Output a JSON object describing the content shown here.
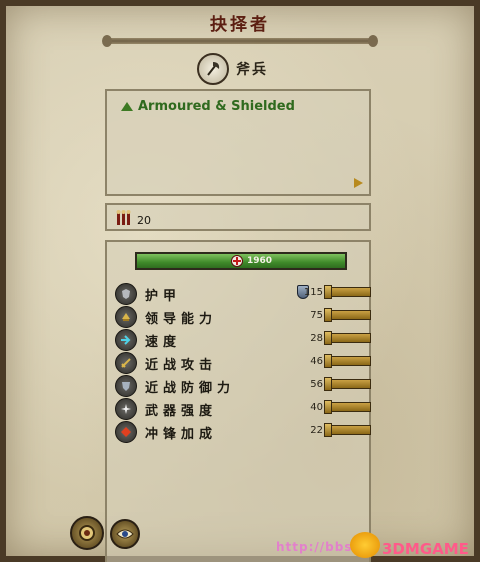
{
  "title": "抉择者",
  "unit": {
    "name": "斧兵",
    "icon": "axe-icon"
  },
  "abilities": [
    {
      "label": "Armoured & Shielded",
      "icon": "green-triangle-icon"
    }
  ],
  "unit_count": {
    "value": "20",
    "icon": "soldiers-icon"
  },
  "health": {
    "value": "1960",
    "icon": "red-cross-icon",
    "color": "#3f8a2a"
  },
  "stats": [
    {
      "label": "护甲",
      "value": "115",
      "icon": "armour-icon",
      "extra_icon": "shield-icon"
    },
    {
      "label": "领导能力",
      "value": "75",
      "icon": "leadership-icon"
    },
    {
      "label": "速度",
      "value": "28",
      "icon": "speed-icon"
    },
    {
      "label": "近战攻击",
      "value": "46",
      "icon": "melee-attack-icon"
    },
    {
      "label": "近战防御力",
      "value": "56",
      "icon": "melee-defence-icon"
    },
    {
      "label": "武器强度",
      "value": "40",
      "icon": "weapon-strength-icon"
    },
    {
      "label": "冲锋加成",
      "value": "22",
      "icon": "charge-bonus-icon"
    }
  ],
  "bottom_buttons": [
    {
      "icon": "unit-portrait-icon"
    },
    {
      "icon": "eye-icon"
    }
  ],
  "watermark": {
    "url": "http://bbs",
    "brand": "3DMGAME"
  },
  "colors": {
    "title": "#5c1f12",
    "ability": "#2f6a1e",
    "bar_gold": "#c9a044"
  }
}
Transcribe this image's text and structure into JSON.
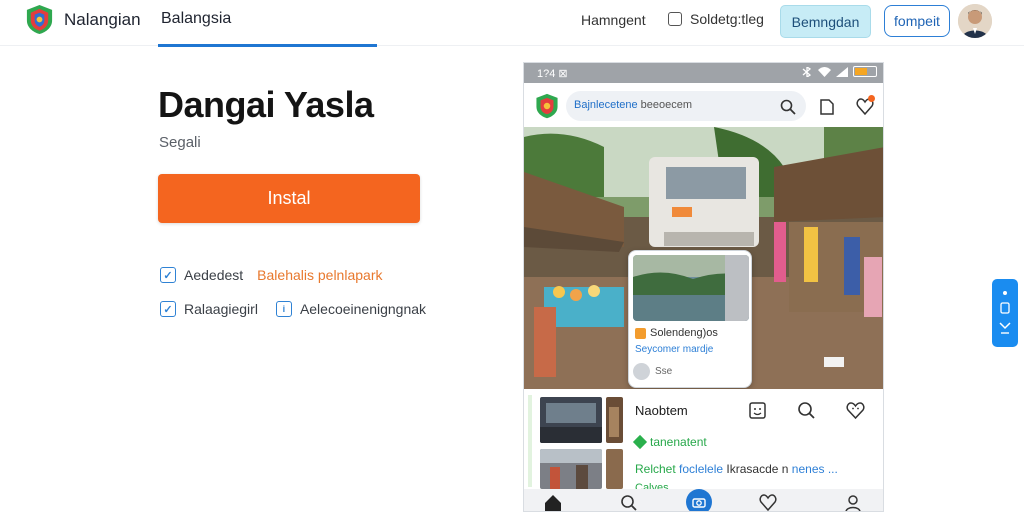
{
  "header": {
    "brand": "Nalangian",
    "nav_tab": "Balangsia",
    "link": "Hamngent",
    "checkbox_label": "Soldetg:tleg",
    "primary_button": "Bemngdan",
    "outline_button": "fompeit"
  },
  "hero": {
    "title": "Dangai Yasla",
    "subtitle": "Segali",
    "install_label": "Instal",
    "features": [
      {
        "label": "Aededest",
        "highlight": "Balehalis pelnlapark"
      },
      {
        "label": "Ralaagiegirl",
        "extra": "Aelecoeinenigngnak"
      }
    ]
  },
  "phone": {
    "status_time": "1?4 ⊠",
    "search_text": "Bajnlecetene",
    "search_suffix": "beeoecem",
    "card": {
      "title": "Solendeng)os",
      "subtitle": "Seycomer mardje",
      "footer": "Sse"
    },
    "feed": {
      "title": "Naobtem",
      "green_label": "tanenatent",
      "line2_green": "Relchet",
      "line2_blue": "foclelele",
      "line2_dark": "Ikrasacde n",
      "line2_tail": "nenes ...",
      "line3": "Calyes"
    }
  },
  "colors": {
    "accent_orange": "#f4651f",
    "accent_blue": "#1f76d2",
    "link_green": "#27a84a"
  },
  "icons": {
    "logo": "shield-logo-icon",
    "search": "search-icon",
    "doc": "document-icon",
    "heart": "heart-icon",
    "home": "home-icon",
    "camera": "camera-icon",
    "profile": "profile-icon"
  }
}
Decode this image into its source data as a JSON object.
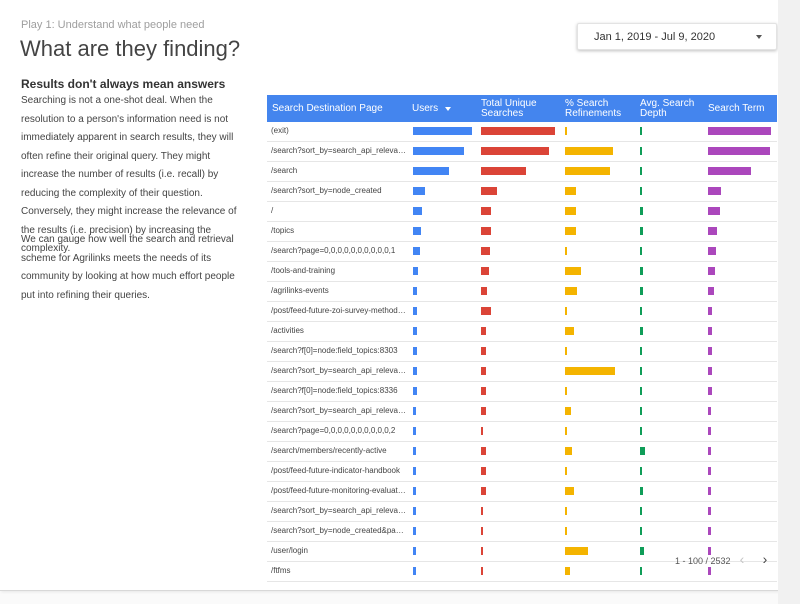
{
  "header": {
    "eyebrow": "Play 1: Understand what people need",
    "title": "What are they finding?"
  },
  "date_range": {
    "label": "Jan 1, 2019 - Jul 9, 2020",
    "icon": "caret-down-icon"
  },
  "sidebar": {
    "heading": "Results don't always mean answers",
    "paragraph1": "Searching is not a one-shot deal. When the resolution to a person's information need is not immediately apparent in search results, they will often refine their original query. They might increase the number of results (i.e. recall) by reducing the complexity of their question. Conversely, they might increase the relevance of the results (i.e. precision) by increasing the complexity.",
    "paragraph2": "We can gauge how well the search and retrieval scheme for Agrilinks meets the needs of its community by looking at how much effort people put into refining their queries."
  },
  "table": {
    "columns": [
      {
        "label": "Search Destination Page"
      },
      {
        "label": "Users",
        "sorted": true
      },
      {
        "label": "Total Unique Searches"
      },
      {
        "label": "% Search Refinements"
      },
      {
        "label": "Avg. Search Depth"
      },
      {
        "label": "Search Term"
      }
    ],
    "bar_colors": [
      "#4285f4",
      "#db4437",
      "#f4b400",
      "#0f9d58",
      "#ab47bc"
    ],
    "rows": [
      {
        "page": "(exit)",
        "values": [
          1.0,
          1.0,
          0.04,
          0.02,
          1.0
        ]
      },
      {
        "page": "/search?sort_by=search_api_relevance...",
        "values": [
          0.86,
          0.92,
          0.82,
          0.02,
          0.98
        ]
      },
      {
        "page": "/search",
        "values": [
          0.61,
          0.61,
          0.78,
          0.02,
          0.69
        ]
      },
      {
        "page": "/search?sort_by=node_created",
        "values": [
          0.21,
          0.22,
          0.19,
          0.02,
          0.21
        ]
      },
      {
        "page": "/",
        "values": [
          0.16,
          0.13,
          0.19,
          0.25,
          0.19
        ]
      },
      {
        "page": "/topics",
        "values": [
          0.13,
          0.13,
          0.19,
          0.23,
          0.15
        ]
      },
      {
        "page": "/search?page=0,0,0,0,0,0,0,0,0,0,1",
        "values": [
          0.12,
          0.12,
          0.03,
          0.02,
          0.13
        ]
      },
      {
        "page": "/tools-and-training",
        "values": [
          0.09,
          0.11,
          0.28,
          0.23,
          0.11
        ]
      },
      {
        "page": "/agrilinks-events",
        "values": [
          0.06,
          0.08,
          0.21,
          0.25,
          0.09
        ]
      },
      {
        "page": "/post/feed-future-zoi-survey-methodology",
        "values": [
          0.06,
          0.13,
          0.04,
          0.06,
          0.06
        ]
      },
      {
        "page": "/activities",
        "values": [
          0.06,
          0.07,
          0.16,
          0.23,
          0.06
        ]
      },
      {
        "page": "/search?f[0]=node:field_topics:8303",
        "values": [
          0.06,
          0.07,
          0.04,
          0.02,
          0.06
        ]
      },
      {
        "page": "/search?sort_by=search_api_relevance...",
        "values": [
          0.06,
          0.07,
          0.86,
          0.02,
          0.06
        ]
      },
      {
        "page": "/search?f[0]=node:field_topics:8336",
        "values": [
          0.06,
          0.07,
          0.03,
          0.02,
          0.06
        ]
      },
      {
        "page": "/search?sort_by=search_api_relevance...",
        "values": [
          0.05,
          0.07,
          0.1,
          0.02,
          0.05
        ]
      },
      {
        "page": "/search?page=0,0,0,0,0,0,0,0,0,0,2",
        "values": [
          0.05,
          0.03,
          0.03,
          0.02,
          0.05
        ]
      },
      {
        "page": "/search/members/recently-active",
        "values": [
          0.05,
          0.07,
          0.12,
          0.38,
          0.05
        ]
      },
      {
        "page": "/post/feed-future-indicator-handbook",
        "values": [
          0.05,
          0.07,
          0.03,
          0.02,
          0.05
        ]
      },
      {
        "page": "/post/feed-future-monitoring-evaluation",
        "values": [
          0.05,
          0.07,
          0.16,
          0.23,
          0.05
        ]
      },
      {
        "page": "/search?sort_by=search_api_relevance...",
        "values": [
          0.05,
          0.03,
          0.03,
          0.02,
          0.05
        ]
      },
      {
        "page": "/search?sort_by=node_created&page=1",
        "values": [
          0.05,
          0.03,
          0.03,
          0.02,
          0.05
        ]
      },
      {
        "page": "/user/login",
        "values": [
          0.04,
          0.03,
          0.39,
          0.3,
          0.04
        ]
      },
      {
        "page": "/ftfms",
        "values": [
          0.04,
          0.03,
          0.08,
          0.02,
          0.04
        ]
      }
    ],
    "pagination": {
      "label": "1 - 100 / 2532",
      "prev_icon": "chevron-left-icon",
      "next_icon": "chevron-right-icon"
    }
  }
}
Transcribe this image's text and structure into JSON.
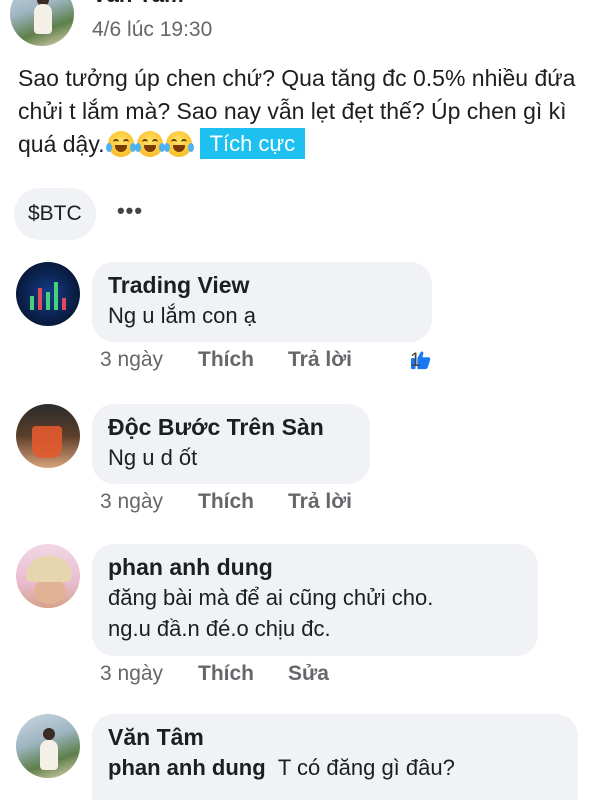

- Your goal
Which lines above contain the word "subtitle"? Copy each of them.

- Answer for the task
    "subtitle": "Segali",
      "subtitle": "Seycomer mardje",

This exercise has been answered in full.